Goal of the exercise :: Repeat the whole of the data, keeping every detail the same.

Dataset rows ::

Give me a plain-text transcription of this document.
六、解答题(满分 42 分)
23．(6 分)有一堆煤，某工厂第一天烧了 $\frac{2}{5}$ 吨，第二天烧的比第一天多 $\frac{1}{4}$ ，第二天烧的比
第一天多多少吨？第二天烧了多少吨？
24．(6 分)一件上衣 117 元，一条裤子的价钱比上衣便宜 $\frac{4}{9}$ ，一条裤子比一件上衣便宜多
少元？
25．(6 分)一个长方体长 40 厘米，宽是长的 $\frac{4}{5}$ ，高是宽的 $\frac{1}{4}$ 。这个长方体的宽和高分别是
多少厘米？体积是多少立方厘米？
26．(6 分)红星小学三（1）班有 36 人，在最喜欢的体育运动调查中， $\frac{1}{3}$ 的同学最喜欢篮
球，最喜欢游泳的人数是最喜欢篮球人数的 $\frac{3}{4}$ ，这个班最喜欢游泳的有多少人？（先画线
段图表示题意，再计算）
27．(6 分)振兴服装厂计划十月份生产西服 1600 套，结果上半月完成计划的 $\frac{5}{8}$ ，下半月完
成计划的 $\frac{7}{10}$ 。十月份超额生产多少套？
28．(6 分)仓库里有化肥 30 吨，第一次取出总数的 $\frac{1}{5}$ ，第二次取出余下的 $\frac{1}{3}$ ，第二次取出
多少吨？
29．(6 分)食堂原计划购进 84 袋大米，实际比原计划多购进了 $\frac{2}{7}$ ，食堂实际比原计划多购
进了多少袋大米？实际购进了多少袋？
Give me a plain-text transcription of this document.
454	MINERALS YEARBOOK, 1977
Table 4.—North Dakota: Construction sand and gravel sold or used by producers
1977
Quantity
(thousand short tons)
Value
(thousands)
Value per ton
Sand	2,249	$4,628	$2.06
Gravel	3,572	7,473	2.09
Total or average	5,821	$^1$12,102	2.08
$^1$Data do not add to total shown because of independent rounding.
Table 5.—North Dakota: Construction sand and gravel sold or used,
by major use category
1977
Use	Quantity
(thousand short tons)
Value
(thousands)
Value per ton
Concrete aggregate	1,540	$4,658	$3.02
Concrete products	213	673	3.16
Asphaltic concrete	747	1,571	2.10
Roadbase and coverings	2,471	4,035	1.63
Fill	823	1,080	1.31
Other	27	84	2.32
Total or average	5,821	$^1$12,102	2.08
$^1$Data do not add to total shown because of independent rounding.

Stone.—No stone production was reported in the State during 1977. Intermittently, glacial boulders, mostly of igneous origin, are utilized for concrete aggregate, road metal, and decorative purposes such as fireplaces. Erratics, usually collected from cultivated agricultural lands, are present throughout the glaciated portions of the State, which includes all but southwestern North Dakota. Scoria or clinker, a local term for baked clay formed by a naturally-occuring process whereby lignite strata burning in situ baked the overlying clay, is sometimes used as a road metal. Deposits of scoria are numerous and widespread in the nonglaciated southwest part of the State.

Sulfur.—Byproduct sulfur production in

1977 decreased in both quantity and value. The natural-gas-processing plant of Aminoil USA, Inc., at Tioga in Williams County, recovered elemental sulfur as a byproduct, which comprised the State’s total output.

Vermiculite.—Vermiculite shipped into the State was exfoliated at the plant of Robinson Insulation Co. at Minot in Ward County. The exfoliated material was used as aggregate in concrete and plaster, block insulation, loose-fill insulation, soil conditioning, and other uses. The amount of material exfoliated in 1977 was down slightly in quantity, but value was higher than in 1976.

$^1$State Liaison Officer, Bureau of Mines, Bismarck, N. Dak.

Response ::
Give me a plain-text transcription of this document.
六、解答题(满分 42 分)
23．(6 分)有一堆煤，某工厂第一天烧了 $\frac{2}{5}$ 吨，第二天烧的比第一天多 $\frac{1}{4}$ ，第二天烧的比
第一天多多少吨？第二天烧了多少吨？
24．(6 分)一件上衣 117 元，一条裤子的价钱比上衣便宜 $\frac{4}{9}$ ，一条裤子比一件上衣便宜多
少元？
25．(6 分)一个长方体长 40 厘米，宽是长的 $\frac{4}{5}$ ，高是宽的 $\frac{1}{4}$ 。这个长方体的宽和高分别是
多少厘米？体积是多少立方厘米？
26．(6 分)红星小学三（1）班有 36 人，在最喜欢的体育运动调查中， $\frac{1}{3}$ 的同学最喜欢篮
球，最喜欢游泳的人数是最喜欢篮球人数的 $\frac{3}{4}$ ，这个班最喜欢游泳的有多少人？（先画线
段图表示题意，再计算）
27．(6 分)振兴服装厂计划十月份生产西服 1600 套，结果上半月完成计划的 $\frac{5}{8}$ ，下半月完
成计划的 $\frac{7}{10}$ 。十月份超额生产多少套？
28．(6 分)仓库里有化肥 30 吨，第一次取出总数的 $\frac{1}{5}$ ，第二次取出余下的 $\frac{1}{3}$ ，第二次取出
多少吨？
29．(6 分)食堂原计划购进 84 袋大米，实际比原计划多购进了 $\frac{2}{7}$ ，食堂实际比原计划多购
进了多少袋大米？实际购进了多少袋？
Give me a plain-text transcription of this document.
454	MINERALS YEARBOOK, 1977
Table 4.—North Dakota: Construction sand and gravel sold or used by producers
1977
Quantity
(thousand short tons)
Value
(thousands)
Value per ton
Sand	2,249	$4,628	$2.06
Gravel	3,572	7,473	2.09
Total or average	5,821	$^1$12,102	2.08
$^1$Data do not add to total shown because of independent rounding.
Table 5.—North Dakota: Construction sand and gravel sold or used,
by major use category
1977
Use	Quantity
(thousand short tons)
Value
(thousands)
Value per ton
Concrete aggregate	1,540	$4,658	$3.02
Concrete products	213	673	3.16
Asphaltic concrete	747	1,571	2.10
Roadbase and coverings	2,471	4,035	1.63
Fill	823	1,080	1.31
Other	27	84	2.32
Total or average	5,821	$^1$12,102	2.08
$^1$Data do not add to total shown because of independent rounding.

Stone.—No stone production was reported in the State during 1977. Intermittently, glacial boulders, mostly of igneous origin, are utilized for concrete aggregate, road metal, and decorative purposes such as fireplaces. Erratics, usually collected from cultivated agricultural lands, are present throughout the glaciated portions of the State, which includes all but southwestern North Dakota. Scoria or clinker, a local term for baked clay formed by a naturally-occuring process whereby lignite strata burning in situ baked the overlying clay, is sometimes used as a road metal. Deposits of scoria are numerous and widespread in the nonglaciated southwest part of the State.

Sulfur.—Byproduct sulfur production in

1977 decreased in both quantity and value. The natural-gas-processing plant of Aminoil USA, Inc., at Tioga in Williams County, recovered elemental sulfur as a byproduct, which comprised the State’s total output.

Vermiculite.—Vermiculite shipped into the State was exfoliated at the plant of Robinson Insulation Co. at Minot in Ward County. The exfoliated material was used as aggregate in concrete and plaster, block insulation, loose-fill insulation, soil conditioning, and other uses. The amount of material exfoliated in 1977 was down slightly in quantity, but value was higher than in 1976.

$^1$State Liaison Officer, Bureau of Mines, Bismarck, N. Dak.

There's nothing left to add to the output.